- _MATERIAL_

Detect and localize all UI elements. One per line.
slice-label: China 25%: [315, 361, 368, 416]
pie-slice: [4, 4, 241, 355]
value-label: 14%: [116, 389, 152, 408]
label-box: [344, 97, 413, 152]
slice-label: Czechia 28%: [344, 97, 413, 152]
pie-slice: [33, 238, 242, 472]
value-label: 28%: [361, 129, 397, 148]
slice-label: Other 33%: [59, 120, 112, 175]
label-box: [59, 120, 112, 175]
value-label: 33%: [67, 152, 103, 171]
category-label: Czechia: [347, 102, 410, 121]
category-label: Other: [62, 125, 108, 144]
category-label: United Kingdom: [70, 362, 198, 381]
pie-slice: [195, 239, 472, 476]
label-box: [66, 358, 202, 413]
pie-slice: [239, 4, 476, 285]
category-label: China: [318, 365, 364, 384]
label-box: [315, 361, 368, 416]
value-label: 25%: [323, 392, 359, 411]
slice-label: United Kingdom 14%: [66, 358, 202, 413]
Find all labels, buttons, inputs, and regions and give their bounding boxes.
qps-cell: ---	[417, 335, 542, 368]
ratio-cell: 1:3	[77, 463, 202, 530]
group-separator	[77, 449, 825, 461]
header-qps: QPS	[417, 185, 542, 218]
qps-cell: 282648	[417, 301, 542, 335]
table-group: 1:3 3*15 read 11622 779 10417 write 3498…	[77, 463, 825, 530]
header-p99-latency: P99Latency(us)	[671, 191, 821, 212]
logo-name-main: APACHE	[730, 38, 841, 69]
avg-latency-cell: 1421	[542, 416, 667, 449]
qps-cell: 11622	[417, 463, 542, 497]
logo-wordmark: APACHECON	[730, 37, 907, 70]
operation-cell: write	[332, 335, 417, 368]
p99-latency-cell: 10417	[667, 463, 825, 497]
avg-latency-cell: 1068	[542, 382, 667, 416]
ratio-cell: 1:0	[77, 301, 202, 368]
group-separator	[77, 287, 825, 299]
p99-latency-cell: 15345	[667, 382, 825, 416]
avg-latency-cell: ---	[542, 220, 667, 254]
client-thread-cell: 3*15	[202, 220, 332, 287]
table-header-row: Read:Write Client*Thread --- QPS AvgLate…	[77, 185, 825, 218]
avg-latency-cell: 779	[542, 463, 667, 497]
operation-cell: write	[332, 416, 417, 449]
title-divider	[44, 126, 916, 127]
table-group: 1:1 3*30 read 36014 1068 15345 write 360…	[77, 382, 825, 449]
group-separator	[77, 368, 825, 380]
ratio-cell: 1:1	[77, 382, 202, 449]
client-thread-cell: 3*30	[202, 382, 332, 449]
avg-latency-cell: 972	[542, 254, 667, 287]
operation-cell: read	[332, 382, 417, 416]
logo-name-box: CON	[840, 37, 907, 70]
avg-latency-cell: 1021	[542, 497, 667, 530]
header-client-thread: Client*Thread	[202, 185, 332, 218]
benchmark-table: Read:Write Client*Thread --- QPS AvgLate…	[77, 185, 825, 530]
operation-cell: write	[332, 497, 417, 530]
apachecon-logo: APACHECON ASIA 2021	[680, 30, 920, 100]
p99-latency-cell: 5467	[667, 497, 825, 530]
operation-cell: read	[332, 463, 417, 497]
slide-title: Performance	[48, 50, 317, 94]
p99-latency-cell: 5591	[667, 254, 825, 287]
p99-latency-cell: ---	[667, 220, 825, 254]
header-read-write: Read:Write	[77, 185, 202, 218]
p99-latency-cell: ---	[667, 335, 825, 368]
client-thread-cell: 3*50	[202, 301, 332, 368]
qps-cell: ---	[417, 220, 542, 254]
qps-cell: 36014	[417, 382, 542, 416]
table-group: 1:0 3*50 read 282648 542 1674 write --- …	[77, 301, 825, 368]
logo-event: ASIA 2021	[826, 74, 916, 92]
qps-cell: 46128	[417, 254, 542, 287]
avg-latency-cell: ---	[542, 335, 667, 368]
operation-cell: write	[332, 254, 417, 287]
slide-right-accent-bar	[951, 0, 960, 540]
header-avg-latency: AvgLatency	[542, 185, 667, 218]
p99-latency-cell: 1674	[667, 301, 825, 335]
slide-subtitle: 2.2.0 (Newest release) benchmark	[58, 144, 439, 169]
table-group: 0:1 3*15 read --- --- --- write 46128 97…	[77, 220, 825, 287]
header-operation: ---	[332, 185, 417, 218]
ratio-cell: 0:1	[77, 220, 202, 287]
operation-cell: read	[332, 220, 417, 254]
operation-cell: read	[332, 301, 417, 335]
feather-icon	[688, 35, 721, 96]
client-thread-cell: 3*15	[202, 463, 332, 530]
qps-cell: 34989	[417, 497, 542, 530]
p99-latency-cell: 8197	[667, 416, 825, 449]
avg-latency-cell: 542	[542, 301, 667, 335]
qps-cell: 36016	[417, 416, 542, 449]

- _WHAT THIS TASK INVOLVES_
Reproduce every item above, keeping each line identical to the original.

- _TASK RESULT_
Detect and localize all UI elements. One per line.
slice-label: China 25%: [315, 361, 368, 416]
pie-slice: [4, 4, 241, 355]
value-label: 14%: [116, 389, 152, 408]
label-box: [344, 97, 413, 152]
slice-label: Czechia 28%: [344, 97, 413, 152]
pie-slice: [33, 238, 242, 472]
value-label: 28%: [361, 129, 397, 148]
slice-label: Other 33%: [59, 120, 112, 175]
label-box: [59, 120, 112, 175]
value-label: 33%: [67, 152, 103, 171]
category-label: Czechia: [347, 102, 410, 121]
category-label: Other: [62, 125, 108, 144]
category-label: United Kingdom: [70, 362, 198, 381]
pie-slice: [195, 239, 472, 476]
label-box: [66, 358, 202, 413]
pie-slice: [239, 4, 476, 285]
category-label: China: [318, 365, 364, 384]
label-box: [315, 361, 368, 416]
value-label: 25%: [323, 392, 359, 411]
slice-label: United Kingdom 14%: [66, 358, 202, 413]
Find all labels, buttons, inputs, and regions and give their bounding boxes.
qps-cell: ---	[417, 335, 542, 368]
ratio-cell: 1:3	[77, 463, 202, 530]
group-separator	[77, 449, 825, 461]
header-qps: QPS	[417, 185, 542, 218]
qps-cell: 282648	[417, 301, 542, 335]
table-group: 1:3 3*15 read 11622 779 10417 write 3498…	[77, 463, 825, 530]
header-p99-latency: P99Latency(us)	[671, 191, 821, 212]
logo-name-main: APACHE	[730, 38, 841, 69]
avg-latency-cell: 1421	[542, 416, 667, 449]
qps-cell: 11622	[417, 463, 542, 497]
logo-wordmark: APACHECON	[730, 37, 907, 70]
operation-cell: write	[332, 335, 417, 368]
p99-latency-cell: 10417	[667, 463, 825, 497]
avg-latency-cell: 1068	[542, 382, 667, 416]
ratio-cell: 1:0	[77, 301, 202, 368]
group-separator	[77, 287, 825, 299]
p99-latency-cell: 15345	[667, 382, 825, 416]
avg-latency-cell: ---	[542, 220, 667, 254]
client-thread-cell: 3*15	[202, 220, 332, 287]
table-header-row: Read:Write Client*Thread --- QPS AvgLate…	[77, 185, 825, 218]
avg-latency-cell: 779	[542, 463, 667, 497]
operation-cell: write	[332, 416, 417, 449]
title-divider	[44, 126, 916, 127]
table-group: 1:1 3*30 read 36014 1068 15345 write 360…	[77, 382, 825, 449]
group-separator	[77, 368, 825, 380]
ratio-cell: 1:1	[77, 382, 202, 449]
client-thread-cell: 3*30	[202, 382, 332, 449]
avg-latency-cell: 972	[542, 254, 667, 287]
operation-cell: read	[332, 382, 417, 416]
logo-name-box: CON	[840, 37, 907, 70]
avg-latency-cell: 1021	[542, 497, 667, 530]
header-client-thread: Client*Thread	[202, 185, 332, 218]
benchmark-table: Read:Write Client*Thread --- QPS AvgLate…	[77, 185, 825, 530]
operation-cell: write	[332, 497, 417, 530]
apachecon-logo: APACHECON ASIA 2021	[680, 30, 920, 100]
p99-latency-cell: 5467	[667, 497, 825, 530]
operation-cell: read	[332, 463, 417, 497]
slide-title: Performance	[48, 50, 317, 94]
p99-latency-cell: 5591	[667, 254, 825, 287]
p99-latency-cell: ---	[667, 220, 825, 254]
header-read-write: Read:Write	[77, 185, 202, 218]
p99-latency-cell: ---	[667, 335, 825, 368]
client-thread-cell: 3*50	[202, 301, 332, 368]
qps-cell: ---	[417, 220, 542, 254]
qps-cell: 36014	[417, 382, 542, 416]
table-group: 1:0 3*50 read 282648 542 1674 write --- …	[77, 301, 825, 368]
logo-event: ASIA 2021	[826, 74, 916, 92]
qps-cell: 46128	[417, 254, 542, 287]
avg-latency-cell: ---	[542, 335, 667, 368]
operation-cell: write	[332, 254, 417, 287]
slide-right-accent-bar	[951, 0, 960, 540]
header-avg-latency: AvgLatency	[542, 185, 667, 218]
p99-latency-cell: 1674	[667, 301, 825, 335]
slide-subtitle: 2.2.0 (Newest release) benchmark	[58, 144, 439, 169]
table-group: 0:1 3*15 read --- --- --- write 46128 97…	[77, 220, 825, 287]
header-operation: ---	[332, 185, 417, 218]
ratio-cell: 0:1	[77, 220, 202, 287]
operation-cell: read	[332, 220, 417, 254]
operation-cell: read	[332, 301, 417, 335]
feather-icon	[688, 35, 721, 96]
client-thread-cell: 3*15	[202, 463, 332, 530]
qps-cell: 34989	[417, 497, 542, 530]
p99-latency-cell: 8197	[667, 416, 825, 449]
avg-latency-cell: 542	[542, 301, 667, 335]
qps-cell: 36016	[417, 416, 542, 449]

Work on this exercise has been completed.